- _Directive_
Rewrite the stretch of rows from the start of the rows through the one containing "wave-arrow-head [862, 407, 866, 411]", substituting "longitude-label-top" for "lon-label-top" and keeping everything else the same.

(Records)
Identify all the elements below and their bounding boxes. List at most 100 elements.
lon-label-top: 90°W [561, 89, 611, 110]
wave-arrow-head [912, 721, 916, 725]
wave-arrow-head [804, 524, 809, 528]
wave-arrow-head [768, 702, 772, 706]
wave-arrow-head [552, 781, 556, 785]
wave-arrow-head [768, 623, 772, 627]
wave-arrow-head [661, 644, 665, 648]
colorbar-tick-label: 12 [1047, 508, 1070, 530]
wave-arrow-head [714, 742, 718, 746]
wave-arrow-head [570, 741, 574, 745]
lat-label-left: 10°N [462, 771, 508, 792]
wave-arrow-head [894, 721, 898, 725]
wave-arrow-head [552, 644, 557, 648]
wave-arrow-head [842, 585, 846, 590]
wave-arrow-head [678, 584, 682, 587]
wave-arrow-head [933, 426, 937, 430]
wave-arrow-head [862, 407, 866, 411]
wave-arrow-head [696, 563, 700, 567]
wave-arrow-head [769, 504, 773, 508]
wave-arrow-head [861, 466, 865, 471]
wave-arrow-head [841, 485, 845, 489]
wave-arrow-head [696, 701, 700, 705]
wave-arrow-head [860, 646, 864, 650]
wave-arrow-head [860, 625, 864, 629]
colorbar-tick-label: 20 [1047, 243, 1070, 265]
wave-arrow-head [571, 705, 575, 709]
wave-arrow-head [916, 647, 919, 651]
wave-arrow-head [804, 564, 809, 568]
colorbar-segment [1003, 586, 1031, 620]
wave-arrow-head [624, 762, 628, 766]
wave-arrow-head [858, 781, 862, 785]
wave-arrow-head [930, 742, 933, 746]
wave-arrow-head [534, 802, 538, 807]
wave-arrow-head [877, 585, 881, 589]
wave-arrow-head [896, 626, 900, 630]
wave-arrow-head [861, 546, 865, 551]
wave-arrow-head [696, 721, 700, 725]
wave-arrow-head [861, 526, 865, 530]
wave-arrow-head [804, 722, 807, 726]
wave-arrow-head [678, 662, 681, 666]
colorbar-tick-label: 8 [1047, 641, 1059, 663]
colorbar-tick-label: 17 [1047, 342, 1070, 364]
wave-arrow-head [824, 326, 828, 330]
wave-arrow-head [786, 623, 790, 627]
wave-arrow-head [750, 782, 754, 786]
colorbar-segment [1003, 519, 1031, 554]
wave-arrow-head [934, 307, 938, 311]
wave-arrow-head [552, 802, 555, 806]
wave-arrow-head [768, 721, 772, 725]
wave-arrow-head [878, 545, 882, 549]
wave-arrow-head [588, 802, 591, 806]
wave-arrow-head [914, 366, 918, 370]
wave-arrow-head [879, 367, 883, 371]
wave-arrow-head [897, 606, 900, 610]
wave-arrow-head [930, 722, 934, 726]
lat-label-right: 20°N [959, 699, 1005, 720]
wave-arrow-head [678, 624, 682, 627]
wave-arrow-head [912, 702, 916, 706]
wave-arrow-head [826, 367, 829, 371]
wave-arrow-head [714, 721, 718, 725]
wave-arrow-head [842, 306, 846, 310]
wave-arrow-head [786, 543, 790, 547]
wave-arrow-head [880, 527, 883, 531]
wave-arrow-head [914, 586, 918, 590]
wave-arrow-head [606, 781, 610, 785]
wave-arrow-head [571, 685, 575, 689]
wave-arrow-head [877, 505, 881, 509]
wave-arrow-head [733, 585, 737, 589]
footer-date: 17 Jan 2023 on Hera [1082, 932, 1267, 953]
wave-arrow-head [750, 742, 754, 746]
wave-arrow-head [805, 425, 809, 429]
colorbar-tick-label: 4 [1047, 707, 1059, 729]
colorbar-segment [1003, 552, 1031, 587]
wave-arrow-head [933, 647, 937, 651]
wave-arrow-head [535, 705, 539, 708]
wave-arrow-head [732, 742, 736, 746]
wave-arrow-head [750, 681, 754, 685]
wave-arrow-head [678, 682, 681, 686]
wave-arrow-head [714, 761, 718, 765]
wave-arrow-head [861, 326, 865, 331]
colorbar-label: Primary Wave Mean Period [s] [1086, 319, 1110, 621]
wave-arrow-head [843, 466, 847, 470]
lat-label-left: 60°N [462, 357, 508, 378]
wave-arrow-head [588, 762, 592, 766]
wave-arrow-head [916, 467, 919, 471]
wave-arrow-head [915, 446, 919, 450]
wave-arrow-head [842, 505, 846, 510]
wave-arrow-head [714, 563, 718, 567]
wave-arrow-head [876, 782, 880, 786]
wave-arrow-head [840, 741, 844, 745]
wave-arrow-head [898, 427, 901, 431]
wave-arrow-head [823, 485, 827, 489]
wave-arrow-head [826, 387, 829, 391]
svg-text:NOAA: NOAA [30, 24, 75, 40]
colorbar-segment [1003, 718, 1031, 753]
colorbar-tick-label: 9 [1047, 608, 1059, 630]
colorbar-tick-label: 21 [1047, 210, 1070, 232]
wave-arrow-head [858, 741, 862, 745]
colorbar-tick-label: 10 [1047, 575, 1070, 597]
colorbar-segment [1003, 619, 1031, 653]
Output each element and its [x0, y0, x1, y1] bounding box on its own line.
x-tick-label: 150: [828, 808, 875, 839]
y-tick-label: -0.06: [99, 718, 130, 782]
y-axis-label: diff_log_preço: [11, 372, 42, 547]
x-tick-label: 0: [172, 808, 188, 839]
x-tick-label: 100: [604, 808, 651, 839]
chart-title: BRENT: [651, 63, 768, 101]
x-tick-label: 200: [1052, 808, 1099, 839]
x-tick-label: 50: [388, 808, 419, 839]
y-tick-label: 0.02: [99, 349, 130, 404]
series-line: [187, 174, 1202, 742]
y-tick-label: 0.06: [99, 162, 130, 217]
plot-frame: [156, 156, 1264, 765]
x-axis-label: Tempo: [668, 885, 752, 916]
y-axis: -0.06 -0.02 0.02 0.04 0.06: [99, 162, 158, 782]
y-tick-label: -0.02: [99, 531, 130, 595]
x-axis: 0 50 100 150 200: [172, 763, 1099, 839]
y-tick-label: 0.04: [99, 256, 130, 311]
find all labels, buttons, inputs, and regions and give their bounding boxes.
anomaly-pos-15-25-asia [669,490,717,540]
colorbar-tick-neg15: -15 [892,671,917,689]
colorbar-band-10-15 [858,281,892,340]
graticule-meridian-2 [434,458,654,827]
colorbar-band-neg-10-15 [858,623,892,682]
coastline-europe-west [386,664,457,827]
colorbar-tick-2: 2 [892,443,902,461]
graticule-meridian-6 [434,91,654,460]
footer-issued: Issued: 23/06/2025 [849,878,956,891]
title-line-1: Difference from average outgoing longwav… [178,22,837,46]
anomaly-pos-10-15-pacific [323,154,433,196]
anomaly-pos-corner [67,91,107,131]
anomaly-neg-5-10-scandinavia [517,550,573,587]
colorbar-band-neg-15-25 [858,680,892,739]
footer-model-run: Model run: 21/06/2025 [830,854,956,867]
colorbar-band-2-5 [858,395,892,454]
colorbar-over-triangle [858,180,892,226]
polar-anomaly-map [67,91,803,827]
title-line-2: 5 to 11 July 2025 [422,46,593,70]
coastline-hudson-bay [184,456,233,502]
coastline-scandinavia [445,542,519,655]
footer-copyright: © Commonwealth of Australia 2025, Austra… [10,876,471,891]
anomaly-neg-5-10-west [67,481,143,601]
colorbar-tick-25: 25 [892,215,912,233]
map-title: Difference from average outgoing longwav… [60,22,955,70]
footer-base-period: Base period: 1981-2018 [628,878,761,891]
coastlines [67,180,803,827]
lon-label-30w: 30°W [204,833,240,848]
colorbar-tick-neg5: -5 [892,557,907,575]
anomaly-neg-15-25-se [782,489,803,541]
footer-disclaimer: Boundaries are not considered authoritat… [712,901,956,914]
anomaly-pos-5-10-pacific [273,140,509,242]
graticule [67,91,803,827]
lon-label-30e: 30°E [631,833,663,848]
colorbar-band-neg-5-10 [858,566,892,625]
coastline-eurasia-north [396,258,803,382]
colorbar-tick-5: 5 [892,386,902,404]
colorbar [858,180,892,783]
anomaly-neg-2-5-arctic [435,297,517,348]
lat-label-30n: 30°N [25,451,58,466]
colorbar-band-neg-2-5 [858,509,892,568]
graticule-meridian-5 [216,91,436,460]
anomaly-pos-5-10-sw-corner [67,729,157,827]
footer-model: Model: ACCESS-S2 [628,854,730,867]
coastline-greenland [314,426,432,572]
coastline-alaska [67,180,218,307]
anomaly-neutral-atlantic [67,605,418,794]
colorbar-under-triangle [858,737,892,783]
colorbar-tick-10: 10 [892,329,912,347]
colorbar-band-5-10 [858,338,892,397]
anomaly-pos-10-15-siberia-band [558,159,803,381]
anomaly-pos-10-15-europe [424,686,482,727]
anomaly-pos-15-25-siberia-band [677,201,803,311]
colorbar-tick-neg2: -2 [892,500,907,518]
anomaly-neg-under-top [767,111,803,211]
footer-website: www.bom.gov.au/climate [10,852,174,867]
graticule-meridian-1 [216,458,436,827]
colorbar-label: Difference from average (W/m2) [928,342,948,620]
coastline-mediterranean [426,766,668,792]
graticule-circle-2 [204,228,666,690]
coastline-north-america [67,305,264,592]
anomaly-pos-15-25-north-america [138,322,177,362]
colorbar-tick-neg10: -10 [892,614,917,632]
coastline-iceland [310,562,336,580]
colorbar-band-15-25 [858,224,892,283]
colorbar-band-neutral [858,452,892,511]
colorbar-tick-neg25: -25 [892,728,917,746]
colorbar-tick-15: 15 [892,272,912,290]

- _Response to the exercise_
Identify all the elements below and their bounding boxes. List at most 100 elements.
longitude-label-top: 90°W [561, 89, 611, 110]
wave-arrow-head [912, 721, 916, 725]
wave-arrow-head [804, 524, 809, 528]
wave-arrow-head [768, 702, 772, 706]
wave-arrow-head [552, 781, 556, 785]
wave-arrow-head [768, 623, 772, 627]
wave-arrow-head [661, 644, 665, 648]
colorbar-tick-label: 12 [1047, 508, 1070, 530]
wave-arrow-head [714, 742, 718, 746]
wave-arrow-head [570, 741, 574, 745]
lat-label-left: 10°N [462, 771, 508, 792]
wave-arrow-head [894, 721, 898, 725]
wave-arrow-head [552, 644, 557, 648]
wave-arrow-head [842, 585, 846, 590]
wave-arrow-head [678, 584, 682, 587]
wave-arrow-head [933, 426, 937, 430]
wave-arrow-head [862, 407, 866, 411]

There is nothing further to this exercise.